**TASK TO COMPLETE:**
Can the data below be echoed back word for word?

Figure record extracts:
•••

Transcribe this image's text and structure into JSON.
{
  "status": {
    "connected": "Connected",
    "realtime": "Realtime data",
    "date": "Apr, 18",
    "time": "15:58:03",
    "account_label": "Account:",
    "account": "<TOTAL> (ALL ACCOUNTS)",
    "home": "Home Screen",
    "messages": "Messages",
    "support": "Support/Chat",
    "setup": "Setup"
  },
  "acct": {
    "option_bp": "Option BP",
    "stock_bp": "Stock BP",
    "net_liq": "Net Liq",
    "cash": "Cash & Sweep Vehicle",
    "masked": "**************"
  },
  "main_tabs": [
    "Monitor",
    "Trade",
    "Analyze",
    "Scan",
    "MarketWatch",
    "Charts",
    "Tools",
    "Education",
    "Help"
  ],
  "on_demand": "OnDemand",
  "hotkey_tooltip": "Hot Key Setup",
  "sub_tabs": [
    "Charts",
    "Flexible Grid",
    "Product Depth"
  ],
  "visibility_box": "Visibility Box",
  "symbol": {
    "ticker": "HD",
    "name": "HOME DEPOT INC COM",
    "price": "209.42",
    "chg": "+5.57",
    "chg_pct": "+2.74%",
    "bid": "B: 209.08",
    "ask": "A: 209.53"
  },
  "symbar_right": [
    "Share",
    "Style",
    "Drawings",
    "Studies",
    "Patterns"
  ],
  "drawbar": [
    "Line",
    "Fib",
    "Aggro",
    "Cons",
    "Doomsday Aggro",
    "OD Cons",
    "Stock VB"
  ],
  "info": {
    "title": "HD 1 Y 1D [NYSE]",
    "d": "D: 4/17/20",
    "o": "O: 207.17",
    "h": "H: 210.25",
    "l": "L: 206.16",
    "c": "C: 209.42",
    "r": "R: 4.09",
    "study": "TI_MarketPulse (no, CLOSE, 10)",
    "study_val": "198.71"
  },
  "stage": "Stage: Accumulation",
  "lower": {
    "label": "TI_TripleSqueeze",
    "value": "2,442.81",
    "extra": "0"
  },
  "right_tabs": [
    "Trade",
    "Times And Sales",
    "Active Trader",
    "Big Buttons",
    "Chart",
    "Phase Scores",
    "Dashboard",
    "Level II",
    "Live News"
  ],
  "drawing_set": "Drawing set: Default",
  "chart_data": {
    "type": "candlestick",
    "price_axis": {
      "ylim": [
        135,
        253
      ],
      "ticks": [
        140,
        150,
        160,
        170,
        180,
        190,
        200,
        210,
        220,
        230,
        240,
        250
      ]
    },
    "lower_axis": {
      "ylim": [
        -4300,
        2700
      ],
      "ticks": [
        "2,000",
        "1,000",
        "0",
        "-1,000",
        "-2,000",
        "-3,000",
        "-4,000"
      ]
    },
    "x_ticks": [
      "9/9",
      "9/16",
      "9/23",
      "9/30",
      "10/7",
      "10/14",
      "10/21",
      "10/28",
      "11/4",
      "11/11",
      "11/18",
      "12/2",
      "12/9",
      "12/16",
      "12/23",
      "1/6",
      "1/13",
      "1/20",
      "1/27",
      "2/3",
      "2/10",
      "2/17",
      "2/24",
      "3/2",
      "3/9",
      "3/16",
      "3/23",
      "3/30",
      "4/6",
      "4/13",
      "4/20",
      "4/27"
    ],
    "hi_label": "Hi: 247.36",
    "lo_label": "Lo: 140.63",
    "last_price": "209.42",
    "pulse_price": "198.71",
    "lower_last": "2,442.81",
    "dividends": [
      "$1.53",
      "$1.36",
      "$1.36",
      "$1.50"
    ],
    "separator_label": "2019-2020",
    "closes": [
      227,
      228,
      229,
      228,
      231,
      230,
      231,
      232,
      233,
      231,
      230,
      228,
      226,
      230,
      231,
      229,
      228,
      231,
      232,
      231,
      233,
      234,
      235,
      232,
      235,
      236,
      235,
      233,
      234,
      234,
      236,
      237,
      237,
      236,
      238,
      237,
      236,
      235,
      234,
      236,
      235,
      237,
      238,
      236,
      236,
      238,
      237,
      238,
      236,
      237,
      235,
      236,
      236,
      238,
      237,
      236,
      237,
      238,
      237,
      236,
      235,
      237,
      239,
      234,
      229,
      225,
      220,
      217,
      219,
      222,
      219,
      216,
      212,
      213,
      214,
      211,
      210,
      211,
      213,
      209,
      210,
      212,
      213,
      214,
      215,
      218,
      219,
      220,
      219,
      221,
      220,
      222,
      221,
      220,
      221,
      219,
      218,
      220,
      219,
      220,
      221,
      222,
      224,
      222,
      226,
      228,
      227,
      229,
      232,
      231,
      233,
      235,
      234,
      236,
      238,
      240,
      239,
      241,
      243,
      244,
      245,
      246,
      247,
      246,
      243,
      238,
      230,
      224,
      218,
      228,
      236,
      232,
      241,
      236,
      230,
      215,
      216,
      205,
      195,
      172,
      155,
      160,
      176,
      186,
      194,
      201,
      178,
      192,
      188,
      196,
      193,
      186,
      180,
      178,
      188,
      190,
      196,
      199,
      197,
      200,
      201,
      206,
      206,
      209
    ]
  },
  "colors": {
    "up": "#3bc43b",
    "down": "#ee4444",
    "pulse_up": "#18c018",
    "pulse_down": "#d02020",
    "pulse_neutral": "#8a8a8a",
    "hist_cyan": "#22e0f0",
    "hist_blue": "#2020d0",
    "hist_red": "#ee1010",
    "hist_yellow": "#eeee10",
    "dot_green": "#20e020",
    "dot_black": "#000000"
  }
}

•••

**SOLUTION TO THIS TASK:**
Transcribe this image's text and structure into JSON.
{
  "status": {
    "connected": "Connected",
    "realtime": "Realtime data",
    "date": "Apr, 18",
    "time": "15:58:03",
    "account_label": "Account:",
    "account": "<TOTAL> (ALL ACCOUNTS)",
    "home": "Home Screen",
    "messages": "Messages",
    "support": "Support/Chat",
    "setup": "Setup"
  },
  "acct": {
    "option_bp": "Option BP",
    "stock_bp": "Stock BP",
    "net_liq": "Net Liq",
    "cash": "Cash & Sweep Vehicle",
    "masked": "**************"
  },
  "main_tabs": [
    "Monitor",
    "Trade",
    "Analyze",
    "Scan",
    "MarketWatch",
    "Charts",
    "Tools",
    "Education",
    "Help"
  ],
  "on_demand": "OnDemand",
  "hotkey_tooltip": "Hot Key Setup",
  "sub_tabs": [
    "Charts",
    "Flexible Grid",
    "Product Depth"
  ],
  "visibility_box": "Visibility Box",
  "symbol": {
    "ticker": "HD",
    "name": "HOME DEPOT INC COM",
    "price": "209.42",
    "chg": "+5.57",
    "chg_pct": "+2.74%",
    "bid": "B: 209.08",
    "ask": "A: 209.53"
  },
  "symbar_right": [
    "Share",
    "Style",
    "Drawings",
    "Studies",
    "Patterns"
  ],
  "drawbar": [
    "Line",
    "Fib",
    "Aggro",
    "Cons",
    "Doomsday Aggro",
    "OD Cons",
    "Stock VB"
  ],
  "info": {
    "title": "HD 1 Y 1D [NYSE]",
    "d": "D: 4/17/20",
    "o": "O: 207.17",
    "h": "H: 210.25",
    "l": "L: 206.16",
    "c": "C: 209.42",
    "r": "R: 4.09",
    "study": "TI_MarketPulse (no, CLOSE, 10)",
    "study_val": "198.71"
  },
  "stage": "Stage: Accumulation",
  "lower": {
    "label": "TI_TripleSqueeze",
    "value": "2,442.81",
    "extra": "0"
  },
  "right_tabs": [
    "Trade",
    "Times And Sales",
    "Active Trader",
    "Big Buttons",
    "Chart",
    "Phase Scores",
    "Dashboard",
    "Level II",
    "Live News"
  ],
  "drawing_set": "Drawing set: Default",
  "chart_data": {
    "type": "candlestick",
    "price_axis": {
      "ylim": [
        135,
        253
      ],
      "ticks": [
        140,
        150,
        160,
        170,
        180,
        190,
        200,
        210,
        220,
        230,
        240,
        250
      ]
    },
    "lower_axis": {
      "ylim": [
        -4300,
        2700
      ],
      "ticks": [
        "2,000",
        "1,000",
        "0",
        "-1,000",
        "-2,000",
        "-3,000",
        "-4,000"
      ]
    },
    "x_ticks": [
      "9/9",
      "9/16",
      "9/23",
      "9/30",
      "10/7",
      "10/14",
      "10/21",
      "10/28",
      "11/4",
      "11/11",
      "11/18",
      "12/2",
      "12/9",
      "12/16",
      "12/23",
      "1/6",
      "1/13",
      "1/20",
      "1/27",
      "2/3",
      "2/10",
      "2/17",
      "2/24",
      "3/2",
      "3/9",
      "3/16",
      "3/23",
      "3/30",
      "4/6",
      "4/13",
      "4/20",
      "4/27"
    ],
    "hi_label": "Hi: 247.36",
    "lo_label": "Lo: 140.63",
    "last_price": "209.42",
    "pulse_price": "198.71",
    "lower_last": "2,442.81",
    "dividends": [
      "$1.53",
      "$1.36",
      "$1.36",
      "$1.50"
    ],
    "separator_label": "2019-2020",
    "closes": [
      227,
      228,
      229,
      228,
      231,
      230,
      231,
      232,
      233,
      231,
      230,
      228,
      226,
      230,
      231,
      229,
      228,
      231,
      232,
      231,
      233,
      234,
      235,
      232,
      235,
      236,
      235,
      233,
      234,
      234,
      236,
      237,
      237,
      236,
      238,
      237,
      236,
      235,
      234,
      236,
      235,
      237,
      238,
      236,
      236,
      238,
      237,
      238,
      236,
      237,
      235,
      236,
      236,
      238,
      237,
      236,
      237,
      238,
      237,
      236,
      235,
      237,
      239,
      234,
      229,
      225,
      220,
      217,
      219,
      222,
      219,
      216,
      212,
      213,
      214,
      211,
      210,
      211,
      213,
      209,
      210,
      212,
      213,
      214,
      215,
      218,
      219,
      220,
      219,
      221,
      220,
      222,
      221,
      220,
      221,
      219,
      218,
      220,
      219,
      220,
      221,
      222,
      224,
      222,
      226,
      228,
      227,
      229,
      232,
      231,
      233,
      235,
      234,
      236,
      238,
      240,
      239,
      241,
      243,
      244,
      245,
      246,
      247,
      246,
      243,
      238,
      230,
      224,
      218,
      228,
      236,
      232,
      241,
      236,
      230,
      215,
      216,
      205,
      195,
      172,
      155,
      160,
      176,
      186,
      194,
      201,
      178,
      192,
      188,
      196,
      193,
      186,
      180,
      178,
      188,
      190,
      196,
      199,
      197,
      200,
      201,
      206,
      206,
      209
    ]
  },
  "colors": {
    "up": "#3bc43b",
    "down": "#ee4444",
    "pulse_up": "#18c018",
    "pulse_down": "#d02020",
    "pulse_neutral": "#8a8a8a",
    "hist_cyan": "#22e0f0",
    "hist_blue": "#2020d0",
    "hist_red": "#ee1010",
    "hist_yellow": "#eeee10",
    "dot_green": "#20e020",
    "dot_black": "#000000"
  }
}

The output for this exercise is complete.